■ RECORDED INFORMATION:
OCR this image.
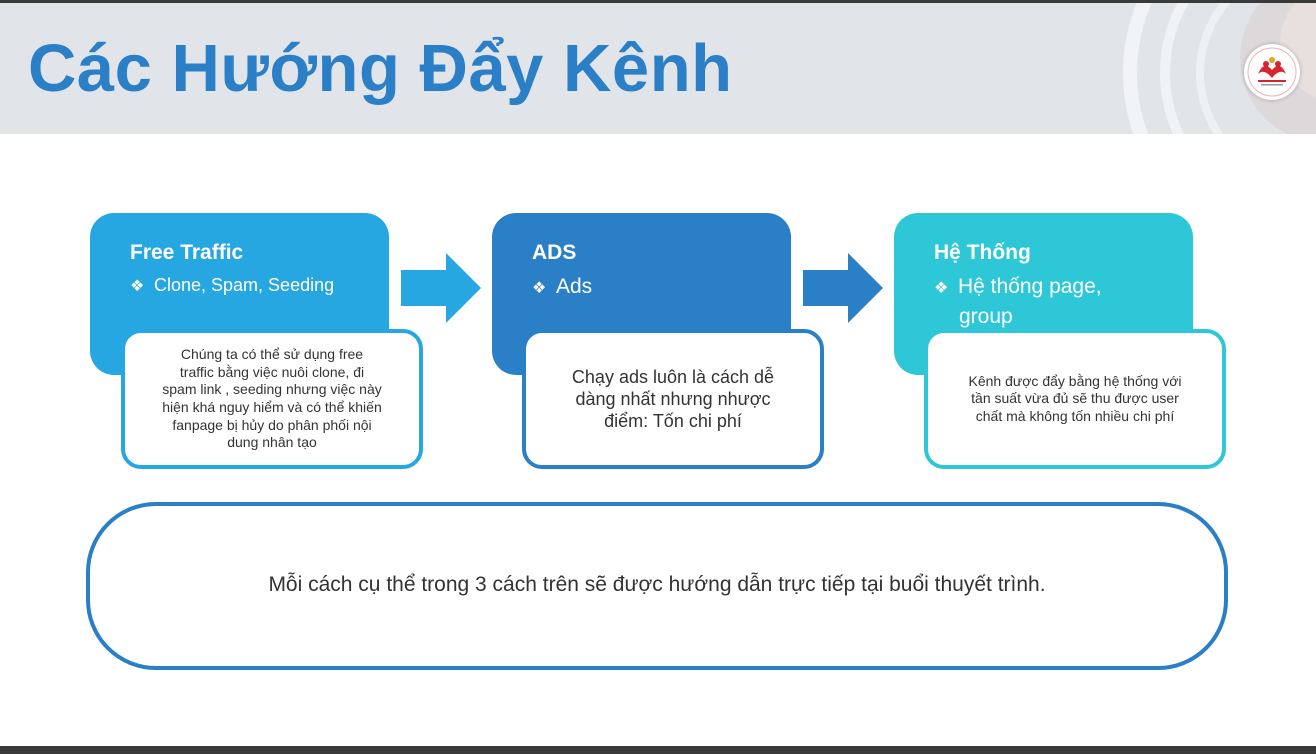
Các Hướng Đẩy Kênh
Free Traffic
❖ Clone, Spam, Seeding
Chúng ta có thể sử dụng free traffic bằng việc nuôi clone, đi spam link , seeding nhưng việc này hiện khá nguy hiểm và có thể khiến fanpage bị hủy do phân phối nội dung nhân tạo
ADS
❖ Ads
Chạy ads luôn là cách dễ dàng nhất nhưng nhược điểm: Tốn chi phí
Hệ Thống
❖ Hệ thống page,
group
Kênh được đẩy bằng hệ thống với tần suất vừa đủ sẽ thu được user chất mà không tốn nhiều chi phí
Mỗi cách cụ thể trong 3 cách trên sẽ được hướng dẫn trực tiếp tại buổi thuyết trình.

--

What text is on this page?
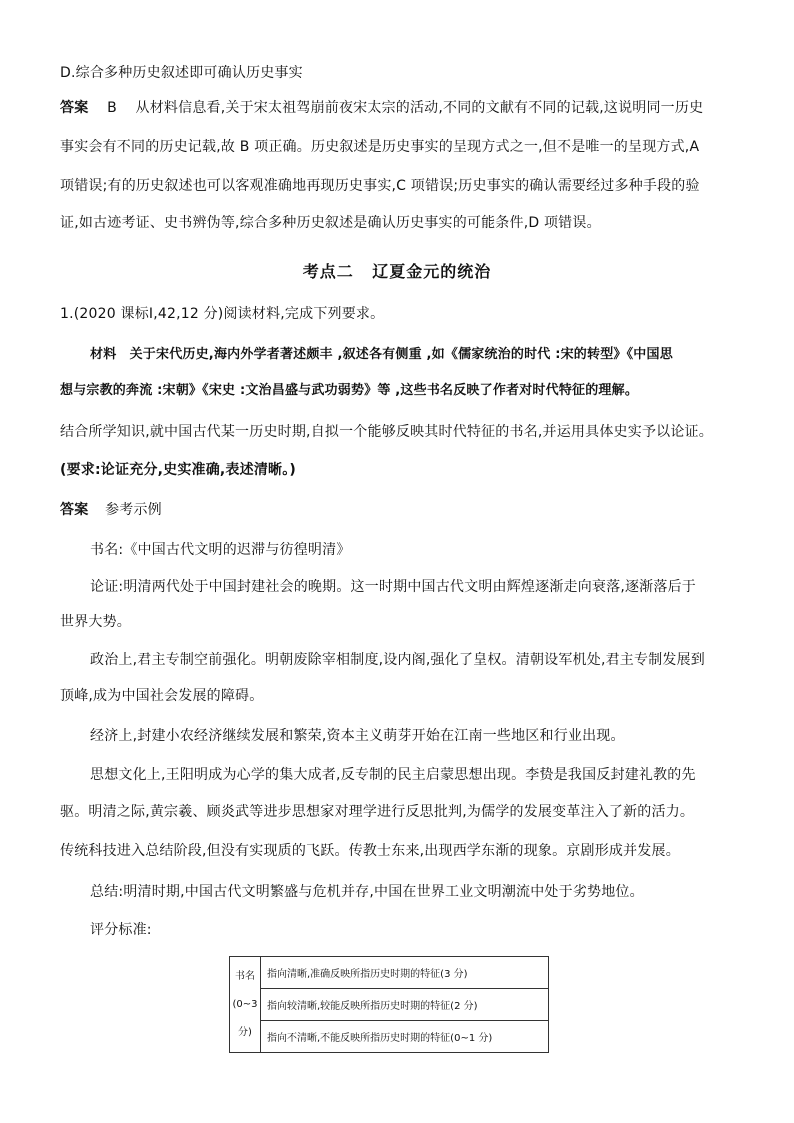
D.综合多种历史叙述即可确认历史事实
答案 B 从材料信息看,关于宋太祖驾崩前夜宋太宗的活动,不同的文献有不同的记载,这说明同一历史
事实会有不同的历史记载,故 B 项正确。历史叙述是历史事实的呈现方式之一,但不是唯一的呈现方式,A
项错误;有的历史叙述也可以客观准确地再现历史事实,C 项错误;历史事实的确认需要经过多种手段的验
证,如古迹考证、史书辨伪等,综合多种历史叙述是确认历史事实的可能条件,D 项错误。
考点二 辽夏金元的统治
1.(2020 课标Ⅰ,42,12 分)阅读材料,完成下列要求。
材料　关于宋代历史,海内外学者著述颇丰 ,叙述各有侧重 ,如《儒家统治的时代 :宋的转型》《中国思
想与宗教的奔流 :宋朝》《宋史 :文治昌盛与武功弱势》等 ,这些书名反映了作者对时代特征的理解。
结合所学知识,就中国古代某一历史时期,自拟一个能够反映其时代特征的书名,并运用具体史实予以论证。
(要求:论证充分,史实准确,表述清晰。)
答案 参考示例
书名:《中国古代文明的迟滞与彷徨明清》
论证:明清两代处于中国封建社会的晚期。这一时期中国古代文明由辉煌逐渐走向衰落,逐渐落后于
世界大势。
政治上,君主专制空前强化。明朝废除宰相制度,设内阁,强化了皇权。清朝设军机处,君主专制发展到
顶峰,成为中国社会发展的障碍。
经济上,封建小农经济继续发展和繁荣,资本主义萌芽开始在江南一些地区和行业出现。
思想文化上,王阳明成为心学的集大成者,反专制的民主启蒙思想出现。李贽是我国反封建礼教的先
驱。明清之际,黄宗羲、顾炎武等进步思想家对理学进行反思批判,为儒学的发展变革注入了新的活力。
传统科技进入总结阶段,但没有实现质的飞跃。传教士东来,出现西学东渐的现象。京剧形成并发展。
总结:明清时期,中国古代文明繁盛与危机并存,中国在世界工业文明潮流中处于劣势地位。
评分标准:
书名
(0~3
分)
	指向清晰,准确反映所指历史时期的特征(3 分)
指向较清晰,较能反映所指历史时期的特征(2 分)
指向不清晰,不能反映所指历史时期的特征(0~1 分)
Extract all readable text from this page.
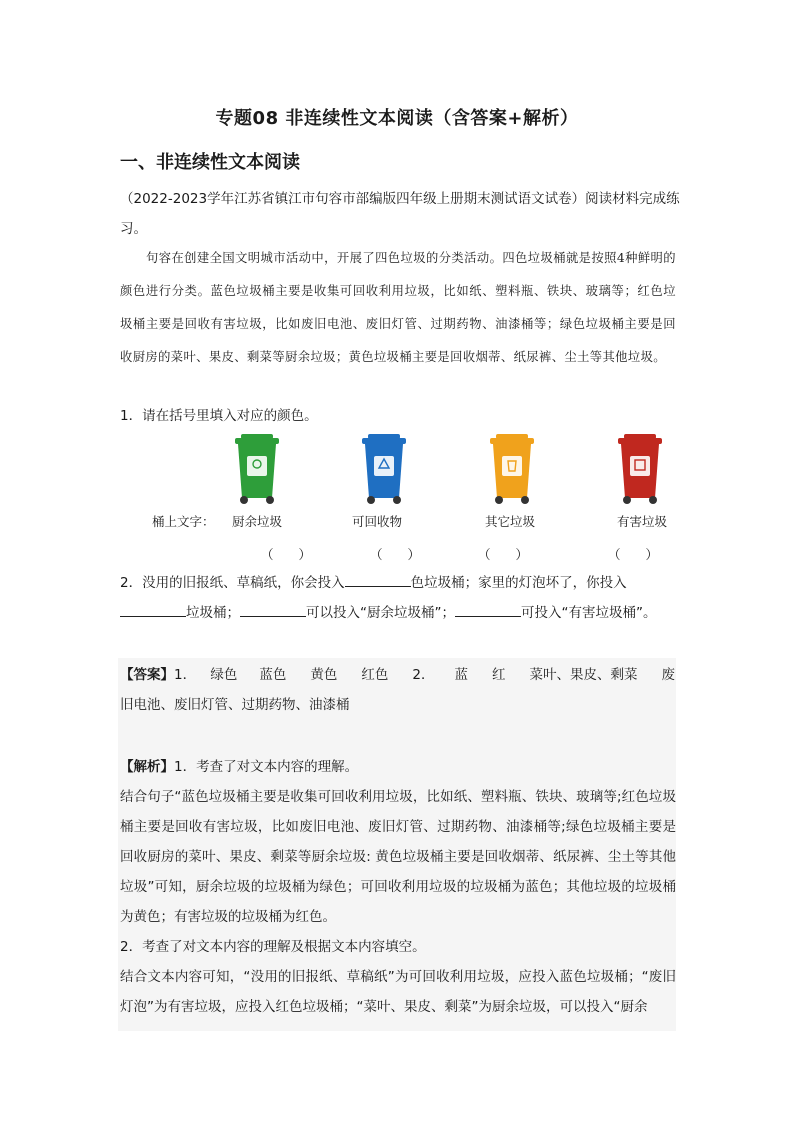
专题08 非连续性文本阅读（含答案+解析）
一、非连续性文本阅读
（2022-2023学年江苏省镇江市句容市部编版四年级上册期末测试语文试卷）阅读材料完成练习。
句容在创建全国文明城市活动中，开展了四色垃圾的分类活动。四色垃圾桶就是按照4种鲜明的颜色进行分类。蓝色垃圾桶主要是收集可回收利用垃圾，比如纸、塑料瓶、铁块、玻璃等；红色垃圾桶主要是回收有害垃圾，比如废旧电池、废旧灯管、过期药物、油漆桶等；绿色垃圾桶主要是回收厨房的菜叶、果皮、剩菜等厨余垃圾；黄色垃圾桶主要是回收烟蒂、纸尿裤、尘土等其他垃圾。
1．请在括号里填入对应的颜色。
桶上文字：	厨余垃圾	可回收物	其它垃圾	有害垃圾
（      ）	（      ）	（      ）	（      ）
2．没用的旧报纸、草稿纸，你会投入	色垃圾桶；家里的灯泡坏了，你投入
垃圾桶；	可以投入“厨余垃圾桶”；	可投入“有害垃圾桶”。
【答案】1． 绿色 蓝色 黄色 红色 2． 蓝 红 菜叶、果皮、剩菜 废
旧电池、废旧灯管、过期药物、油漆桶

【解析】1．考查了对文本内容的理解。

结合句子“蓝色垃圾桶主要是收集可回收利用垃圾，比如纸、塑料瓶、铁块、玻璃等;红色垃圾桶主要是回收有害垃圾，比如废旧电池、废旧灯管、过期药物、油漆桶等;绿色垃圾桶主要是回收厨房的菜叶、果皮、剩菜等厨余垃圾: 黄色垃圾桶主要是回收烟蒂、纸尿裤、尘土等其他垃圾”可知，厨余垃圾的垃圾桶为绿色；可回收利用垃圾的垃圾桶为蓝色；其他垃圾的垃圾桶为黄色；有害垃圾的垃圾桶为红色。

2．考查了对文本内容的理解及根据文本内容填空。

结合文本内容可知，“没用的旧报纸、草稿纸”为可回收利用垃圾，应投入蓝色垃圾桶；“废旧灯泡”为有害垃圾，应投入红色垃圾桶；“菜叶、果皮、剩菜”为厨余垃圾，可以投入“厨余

---

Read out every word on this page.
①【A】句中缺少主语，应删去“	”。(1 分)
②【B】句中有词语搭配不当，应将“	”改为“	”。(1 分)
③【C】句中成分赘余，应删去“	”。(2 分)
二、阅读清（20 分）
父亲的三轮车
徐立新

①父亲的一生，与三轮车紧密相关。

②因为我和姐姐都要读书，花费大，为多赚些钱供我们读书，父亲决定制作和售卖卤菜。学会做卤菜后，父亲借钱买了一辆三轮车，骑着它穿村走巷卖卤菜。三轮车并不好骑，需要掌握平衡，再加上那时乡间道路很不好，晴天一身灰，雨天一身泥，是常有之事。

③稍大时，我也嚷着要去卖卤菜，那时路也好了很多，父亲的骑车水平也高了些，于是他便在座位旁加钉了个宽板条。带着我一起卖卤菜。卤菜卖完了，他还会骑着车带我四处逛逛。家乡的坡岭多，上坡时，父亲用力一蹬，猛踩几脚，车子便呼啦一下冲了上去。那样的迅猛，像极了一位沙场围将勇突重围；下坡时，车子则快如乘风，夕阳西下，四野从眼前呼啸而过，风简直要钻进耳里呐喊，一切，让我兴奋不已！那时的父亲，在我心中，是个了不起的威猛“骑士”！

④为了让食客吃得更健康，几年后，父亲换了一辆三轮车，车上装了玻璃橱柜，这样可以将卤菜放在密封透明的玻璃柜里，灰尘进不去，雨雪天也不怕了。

■ WHAT NEEDS TO BE DONE:
From the data above, work out how many lines contain the string "没用的旧报纸" and reply with only the number.

■ FINAL RESULT:
2